[Extracted records]

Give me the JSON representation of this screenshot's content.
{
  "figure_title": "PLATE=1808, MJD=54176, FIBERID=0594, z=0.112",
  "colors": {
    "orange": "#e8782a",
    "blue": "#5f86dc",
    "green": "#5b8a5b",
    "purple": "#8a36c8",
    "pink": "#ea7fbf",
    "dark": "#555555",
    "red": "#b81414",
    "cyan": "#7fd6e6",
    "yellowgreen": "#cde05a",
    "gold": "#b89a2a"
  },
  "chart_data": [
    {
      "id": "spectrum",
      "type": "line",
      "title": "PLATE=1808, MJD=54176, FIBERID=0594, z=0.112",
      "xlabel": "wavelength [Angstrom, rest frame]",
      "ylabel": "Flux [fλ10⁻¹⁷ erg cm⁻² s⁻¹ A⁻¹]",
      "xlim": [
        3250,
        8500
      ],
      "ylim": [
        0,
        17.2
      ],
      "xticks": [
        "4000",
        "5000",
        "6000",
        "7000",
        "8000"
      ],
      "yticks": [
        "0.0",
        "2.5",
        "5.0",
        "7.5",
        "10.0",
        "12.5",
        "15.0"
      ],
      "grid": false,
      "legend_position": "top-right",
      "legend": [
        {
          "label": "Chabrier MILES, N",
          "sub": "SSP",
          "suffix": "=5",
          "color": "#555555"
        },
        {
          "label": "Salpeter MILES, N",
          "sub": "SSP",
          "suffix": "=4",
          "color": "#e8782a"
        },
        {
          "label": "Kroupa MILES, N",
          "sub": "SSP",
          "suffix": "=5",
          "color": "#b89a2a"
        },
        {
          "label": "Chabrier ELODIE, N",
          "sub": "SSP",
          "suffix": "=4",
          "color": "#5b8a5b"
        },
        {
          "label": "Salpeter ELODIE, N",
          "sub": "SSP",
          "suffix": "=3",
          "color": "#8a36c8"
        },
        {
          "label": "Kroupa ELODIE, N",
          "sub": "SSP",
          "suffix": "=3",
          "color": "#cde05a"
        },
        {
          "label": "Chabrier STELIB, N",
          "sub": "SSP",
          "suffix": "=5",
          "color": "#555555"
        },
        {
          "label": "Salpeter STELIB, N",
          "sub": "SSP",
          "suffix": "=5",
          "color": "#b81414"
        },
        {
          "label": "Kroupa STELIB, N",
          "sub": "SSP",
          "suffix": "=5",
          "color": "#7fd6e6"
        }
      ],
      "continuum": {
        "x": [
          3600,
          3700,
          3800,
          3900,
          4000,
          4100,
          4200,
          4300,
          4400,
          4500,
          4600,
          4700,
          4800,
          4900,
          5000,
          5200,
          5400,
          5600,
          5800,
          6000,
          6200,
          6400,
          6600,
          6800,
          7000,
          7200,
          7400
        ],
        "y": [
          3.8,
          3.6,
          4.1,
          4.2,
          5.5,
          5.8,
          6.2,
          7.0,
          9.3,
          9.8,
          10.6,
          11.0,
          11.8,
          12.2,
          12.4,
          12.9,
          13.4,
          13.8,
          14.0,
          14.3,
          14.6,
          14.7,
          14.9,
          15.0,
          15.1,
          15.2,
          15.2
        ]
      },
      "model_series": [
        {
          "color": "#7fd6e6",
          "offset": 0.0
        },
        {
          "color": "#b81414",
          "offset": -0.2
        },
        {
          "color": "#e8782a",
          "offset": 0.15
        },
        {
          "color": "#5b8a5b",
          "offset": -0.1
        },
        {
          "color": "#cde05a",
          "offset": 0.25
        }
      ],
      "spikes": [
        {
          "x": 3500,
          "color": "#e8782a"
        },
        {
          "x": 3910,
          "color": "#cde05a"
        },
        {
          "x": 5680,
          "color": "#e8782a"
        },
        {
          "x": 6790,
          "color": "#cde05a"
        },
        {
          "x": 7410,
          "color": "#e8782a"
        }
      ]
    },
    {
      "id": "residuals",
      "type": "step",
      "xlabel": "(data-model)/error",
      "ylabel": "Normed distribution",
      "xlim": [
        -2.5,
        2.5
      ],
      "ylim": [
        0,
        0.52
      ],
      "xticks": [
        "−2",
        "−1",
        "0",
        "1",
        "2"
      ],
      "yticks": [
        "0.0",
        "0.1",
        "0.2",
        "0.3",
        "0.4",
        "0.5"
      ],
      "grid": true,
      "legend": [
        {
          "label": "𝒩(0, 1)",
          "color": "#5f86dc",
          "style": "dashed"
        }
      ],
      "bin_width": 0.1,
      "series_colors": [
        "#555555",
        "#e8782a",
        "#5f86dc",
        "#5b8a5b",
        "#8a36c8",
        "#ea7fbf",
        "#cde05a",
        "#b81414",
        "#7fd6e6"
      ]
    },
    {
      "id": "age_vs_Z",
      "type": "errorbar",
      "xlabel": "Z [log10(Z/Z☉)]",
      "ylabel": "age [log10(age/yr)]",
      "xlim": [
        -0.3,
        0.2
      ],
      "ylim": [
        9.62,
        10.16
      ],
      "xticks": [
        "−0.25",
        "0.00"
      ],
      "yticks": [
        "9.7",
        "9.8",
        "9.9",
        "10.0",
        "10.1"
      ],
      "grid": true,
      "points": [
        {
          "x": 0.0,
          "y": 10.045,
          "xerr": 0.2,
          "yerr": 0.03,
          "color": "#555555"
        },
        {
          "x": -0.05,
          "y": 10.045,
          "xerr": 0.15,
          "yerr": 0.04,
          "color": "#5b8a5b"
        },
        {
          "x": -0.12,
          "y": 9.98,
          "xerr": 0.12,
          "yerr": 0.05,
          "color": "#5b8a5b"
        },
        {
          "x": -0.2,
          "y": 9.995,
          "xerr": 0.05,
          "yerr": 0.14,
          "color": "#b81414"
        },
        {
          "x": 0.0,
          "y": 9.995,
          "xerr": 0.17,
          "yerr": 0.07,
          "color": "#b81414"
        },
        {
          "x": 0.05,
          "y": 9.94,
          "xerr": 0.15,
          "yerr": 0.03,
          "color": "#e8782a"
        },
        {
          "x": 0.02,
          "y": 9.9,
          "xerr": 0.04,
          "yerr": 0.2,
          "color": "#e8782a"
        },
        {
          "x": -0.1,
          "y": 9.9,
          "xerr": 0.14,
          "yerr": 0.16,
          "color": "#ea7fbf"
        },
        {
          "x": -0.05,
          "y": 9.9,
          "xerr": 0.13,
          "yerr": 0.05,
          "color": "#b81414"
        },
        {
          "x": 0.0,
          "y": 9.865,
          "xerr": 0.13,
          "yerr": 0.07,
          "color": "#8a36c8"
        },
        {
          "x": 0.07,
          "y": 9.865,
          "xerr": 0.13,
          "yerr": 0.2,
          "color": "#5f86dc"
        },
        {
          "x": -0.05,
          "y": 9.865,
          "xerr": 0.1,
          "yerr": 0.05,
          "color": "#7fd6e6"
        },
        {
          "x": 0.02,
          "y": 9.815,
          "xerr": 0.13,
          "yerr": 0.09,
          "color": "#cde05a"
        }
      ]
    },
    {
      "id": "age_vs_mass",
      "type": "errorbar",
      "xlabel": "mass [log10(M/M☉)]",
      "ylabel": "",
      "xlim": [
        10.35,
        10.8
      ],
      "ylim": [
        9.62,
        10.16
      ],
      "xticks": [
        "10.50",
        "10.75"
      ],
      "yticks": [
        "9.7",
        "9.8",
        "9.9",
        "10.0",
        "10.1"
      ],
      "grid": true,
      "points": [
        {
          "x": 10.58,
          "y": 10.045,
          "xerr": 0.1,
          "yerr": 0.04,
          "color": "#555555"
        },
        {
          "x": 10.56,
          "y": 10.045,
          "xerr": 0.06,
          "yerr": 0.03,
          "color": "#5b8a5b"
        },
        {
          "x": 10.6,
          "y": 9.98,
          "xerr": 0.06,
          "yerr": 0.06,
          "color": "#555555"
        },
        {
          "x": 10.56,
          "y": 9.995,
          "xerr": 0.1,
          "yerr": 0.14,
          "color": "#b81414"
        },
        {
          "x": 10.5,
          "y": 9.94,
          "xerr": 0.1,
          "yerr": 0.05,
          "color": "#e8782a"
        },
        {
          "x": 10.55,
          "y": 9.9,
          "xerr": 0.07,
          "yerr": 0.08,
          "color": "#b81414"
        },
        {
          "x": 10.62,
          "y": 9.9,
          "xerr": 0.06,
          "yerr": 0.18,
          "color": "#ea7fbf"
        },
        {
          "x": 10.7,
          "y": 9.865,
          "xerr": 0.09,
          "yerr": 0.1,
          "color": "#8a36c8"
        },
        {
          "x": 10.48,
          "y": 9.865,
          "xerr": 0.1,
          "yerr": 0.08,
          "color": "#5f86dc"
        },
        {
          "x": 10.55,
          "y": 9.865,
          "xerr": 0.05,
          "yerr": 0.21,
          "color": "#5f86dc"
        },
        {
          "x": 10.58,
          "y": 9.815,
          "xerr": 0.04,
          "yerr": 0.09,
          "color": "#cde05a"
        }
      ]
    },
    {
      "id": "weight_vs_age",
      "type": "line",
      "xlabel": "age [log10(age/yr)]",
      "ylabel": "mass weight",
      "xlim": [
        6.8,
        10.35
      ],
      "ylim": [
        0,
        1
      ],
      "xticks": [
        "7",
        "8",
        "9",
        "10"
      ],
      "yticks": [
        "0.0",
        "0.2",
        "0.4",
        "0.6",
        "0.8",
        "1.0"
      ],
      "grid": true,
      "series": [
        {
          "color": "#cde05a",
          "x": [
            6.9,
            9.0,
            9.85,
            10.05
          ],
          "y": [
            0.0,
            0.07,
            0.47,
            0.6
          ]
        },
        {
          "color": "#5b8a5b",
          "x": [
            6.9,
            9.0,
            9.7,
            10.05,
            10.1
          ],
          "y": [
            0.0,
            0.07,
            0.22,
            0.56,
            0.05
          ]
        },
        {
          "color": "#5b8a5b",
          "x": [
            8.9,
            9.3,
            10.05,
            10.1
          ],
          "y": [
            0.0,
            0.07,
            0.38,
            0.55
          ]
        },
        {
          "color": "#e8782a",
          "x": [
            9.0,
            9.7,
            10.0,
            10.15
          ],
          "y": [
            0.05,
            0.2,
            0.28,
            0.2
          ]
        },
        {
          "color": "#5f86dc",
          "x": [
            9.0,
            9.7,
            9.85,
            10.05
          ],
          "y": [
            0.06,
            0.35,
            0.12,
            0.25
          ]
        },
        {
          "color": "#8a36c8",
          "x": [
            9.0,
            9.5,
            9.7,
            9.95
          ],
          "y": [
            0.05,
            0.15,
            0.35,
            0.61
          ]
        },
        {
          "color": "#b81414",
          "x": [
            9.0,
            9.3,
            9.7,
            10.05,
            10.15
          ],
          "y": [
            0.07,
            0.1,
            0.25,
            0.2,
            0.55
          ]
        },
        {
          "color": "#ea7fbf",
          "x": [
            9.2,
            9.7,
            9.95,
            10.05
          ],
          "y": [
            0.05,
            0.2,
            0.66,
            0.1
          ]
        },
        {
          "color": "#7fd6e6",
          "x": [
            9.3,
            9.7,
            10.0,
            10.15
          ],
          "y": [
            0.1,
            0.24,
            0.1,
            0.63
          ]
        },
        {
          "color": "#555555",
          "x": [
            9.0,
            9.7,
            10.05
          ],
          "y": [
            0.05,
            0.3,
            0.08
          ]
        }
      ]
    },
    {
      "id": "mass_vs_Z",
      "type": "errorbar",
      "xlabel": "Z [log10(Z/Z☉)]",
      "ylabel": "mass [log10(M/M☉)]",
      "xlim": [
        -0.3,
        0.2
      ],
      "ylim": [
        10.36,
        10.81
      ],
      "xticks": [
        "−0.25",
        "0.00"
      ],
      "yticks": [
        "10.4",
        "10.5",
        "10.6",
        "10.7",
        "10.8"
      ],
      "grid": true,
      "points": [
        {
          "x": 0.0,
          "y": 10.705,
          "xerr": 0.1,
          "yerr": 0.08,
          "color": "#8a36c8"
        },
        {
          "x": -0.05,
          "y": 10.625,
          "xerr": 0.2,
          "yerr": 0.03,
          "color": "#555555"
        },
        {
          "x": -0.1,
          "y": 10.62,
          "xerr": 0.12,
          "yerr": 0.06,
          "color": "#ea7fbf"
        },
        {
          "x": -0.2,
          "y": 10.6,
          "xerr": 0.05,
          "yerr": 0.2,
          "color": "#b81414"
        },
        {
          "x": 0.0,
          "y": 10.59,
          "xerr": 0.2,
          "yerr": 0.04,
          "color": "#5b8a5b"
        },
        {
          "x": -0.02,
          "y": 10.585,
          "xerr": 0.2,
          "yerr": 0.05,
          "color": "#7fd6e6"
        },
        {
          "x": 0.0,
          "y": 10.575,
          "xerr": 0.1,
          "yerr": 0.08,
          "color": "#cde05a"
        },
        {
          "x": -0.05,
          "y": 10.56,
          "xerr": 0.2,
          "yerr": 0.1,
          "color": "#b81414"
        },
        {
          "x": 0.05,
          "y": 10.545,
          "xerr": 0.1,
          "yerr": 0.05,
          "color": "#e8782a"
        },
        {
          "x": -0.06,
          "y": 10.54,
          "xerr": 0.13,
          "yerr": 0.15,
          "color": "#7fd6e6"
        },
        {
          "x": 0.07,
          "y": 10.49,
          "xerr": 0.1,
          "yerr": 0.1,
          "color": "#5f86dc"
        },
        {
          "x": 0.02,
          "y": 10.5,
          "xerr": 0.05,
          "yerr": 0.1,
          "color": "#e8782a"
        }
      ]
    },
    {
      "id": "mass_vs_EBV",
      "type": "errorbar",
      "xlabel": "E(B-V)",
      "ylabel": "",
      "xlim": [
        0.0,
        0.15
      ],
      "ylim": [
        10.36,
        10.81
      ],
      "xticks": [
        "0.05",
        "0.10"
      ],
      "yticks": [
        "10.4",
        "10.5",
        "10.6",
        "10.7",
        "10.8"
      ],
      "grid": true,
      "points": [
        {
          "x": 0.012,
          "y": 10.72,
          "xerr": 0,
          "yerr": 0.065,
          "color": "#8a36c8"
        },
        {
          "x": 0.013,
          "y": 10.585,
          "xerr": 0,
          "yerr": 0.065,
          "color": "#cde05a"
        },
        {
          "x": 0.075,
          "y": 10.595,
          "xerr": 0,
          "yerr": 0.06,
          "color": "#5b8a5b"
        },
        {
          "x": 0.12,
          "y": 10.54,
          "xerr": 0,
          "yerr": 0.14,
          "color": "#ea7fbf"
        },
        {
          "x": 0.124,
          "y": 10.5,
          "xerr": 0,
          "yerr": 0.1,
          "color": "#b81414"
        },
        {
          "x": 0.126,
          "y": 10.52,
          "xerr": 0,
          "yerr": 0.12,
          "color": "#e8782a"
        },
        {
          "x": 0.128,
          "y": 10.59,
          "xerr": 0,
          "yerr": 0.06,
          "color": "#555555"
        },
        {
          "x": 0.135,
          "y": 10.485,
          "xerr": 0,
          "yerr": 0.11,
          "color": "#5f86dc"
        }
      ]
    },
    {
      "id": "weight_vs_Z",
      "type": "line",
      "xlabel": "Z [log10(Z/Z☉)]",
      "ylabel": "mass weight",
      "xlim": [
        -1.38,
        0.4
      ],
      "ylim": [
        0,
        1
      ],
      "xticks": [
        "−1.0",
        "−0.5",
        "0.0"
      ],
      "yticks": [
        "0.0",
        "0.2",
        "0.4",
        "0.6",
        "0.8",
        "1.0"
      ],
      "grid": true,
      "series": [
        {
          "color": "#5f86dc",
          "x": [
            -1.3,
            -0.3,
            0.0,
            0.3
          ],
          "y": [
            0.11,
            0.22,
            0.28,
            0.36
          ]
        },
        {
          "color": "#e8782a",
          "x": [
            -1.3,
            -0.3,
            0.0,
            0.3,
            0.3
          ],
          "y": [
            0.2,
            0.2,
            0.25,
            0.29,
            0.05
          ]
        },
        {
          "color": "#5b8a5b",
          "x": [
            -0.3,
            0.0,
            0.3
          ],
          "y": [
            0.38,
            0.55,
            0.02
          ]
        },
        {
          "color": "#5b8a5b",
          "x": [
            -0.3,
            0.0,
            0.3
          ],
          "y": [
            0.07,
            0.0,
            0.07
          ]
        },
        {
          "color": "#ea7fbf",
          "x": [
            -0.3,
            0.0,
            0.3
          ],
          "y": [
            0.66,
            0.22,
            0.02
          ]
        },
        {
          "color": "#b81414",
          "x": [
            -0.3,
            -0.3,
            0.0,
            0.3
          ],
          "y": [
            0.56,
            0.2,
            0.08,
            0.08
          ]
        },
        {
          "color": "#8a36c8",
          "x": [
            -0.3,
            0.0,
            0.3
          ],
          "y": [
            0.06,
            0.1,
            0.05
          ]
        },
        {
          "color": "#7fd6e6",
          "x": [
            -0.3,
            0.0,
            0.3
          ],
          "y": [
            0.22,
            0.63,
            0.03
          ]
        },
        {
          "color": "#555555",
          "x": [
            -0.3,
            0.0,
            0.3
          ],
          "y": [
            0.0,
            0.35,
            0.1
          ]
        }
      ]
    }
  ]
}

## Work to do
State the number of lines in the preceding entries that include the word "Kroupa". Provide nothing else.

## Response to the exercise
3